Your goal
Here are the records. Print them all exactly.

*** Source information Section Begins ***

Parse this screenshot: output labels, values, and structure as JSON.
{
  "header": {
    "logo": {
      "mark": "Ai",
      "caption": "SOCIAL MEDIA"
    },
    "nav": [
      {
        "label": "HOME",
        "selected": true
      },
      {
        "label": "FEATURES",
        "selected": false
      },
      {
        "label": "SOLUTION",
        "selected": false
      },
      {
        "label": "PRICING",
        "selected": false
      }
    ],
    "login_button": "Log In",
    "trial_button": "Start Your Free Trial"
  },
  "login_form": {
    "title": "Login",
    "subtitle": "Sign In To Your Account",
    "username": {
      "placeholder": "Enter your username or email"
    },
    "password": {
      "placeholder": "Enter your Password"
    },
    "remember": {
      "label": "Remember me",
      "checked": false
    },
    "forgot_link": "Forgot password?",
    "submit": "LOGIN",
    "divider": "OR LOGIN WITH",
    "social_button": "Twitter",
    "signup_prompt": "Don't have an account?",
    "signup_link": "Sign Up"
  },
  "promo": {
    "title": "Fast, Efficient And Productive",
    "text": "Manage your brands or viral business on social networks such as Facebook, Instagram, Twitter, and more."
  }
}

*** Source information Section Ends ***

Task result
Parse this screenshot: output labels, values, and structure as JSON.
{
  "header": {
    "logo": {
      "mark": "Ai",
      "caption": "SOCIAL MEDIA"
    },
    "nav": [
      {
        "label": "HOME",
        "selected": true
      },
      {
        "label": "FEATURES",
        "selected": false
      },
      {
        "label": "SOLUTION",
        "selected": false
      },
      {
        "label": "PRICING",
        "selected": false
      }
    ],
    "login_button": "Log In",
    "trial_button": "Start Your Free Trial"
  },
  "login_form": {
    "title": "Login",
    "subtitle": "Sign In To Your Account",
    "username": {
      "placeholder": "Enter your username or email"
    },
    "password": {
      "placeholder": "Enter your Password"
    },
    "remember": {
      "label": "Remember me",
      "checked": false
    },
    "forgot_link": "Forgot password?",
    "submit": "LOGIN",
    "divider": "OR LOGIN WITH",
    "social_button": "Twitter",
    "signup_prompt": "Don't have an account?",
    "signup_link": "Sign Up"
  },
  "promo": {
    "title": "Fast, Efficient And Productive",
    "text": "Manage your brands or viral business on social networks such as Facebook, Instagram, Twitter, and more."
  }
}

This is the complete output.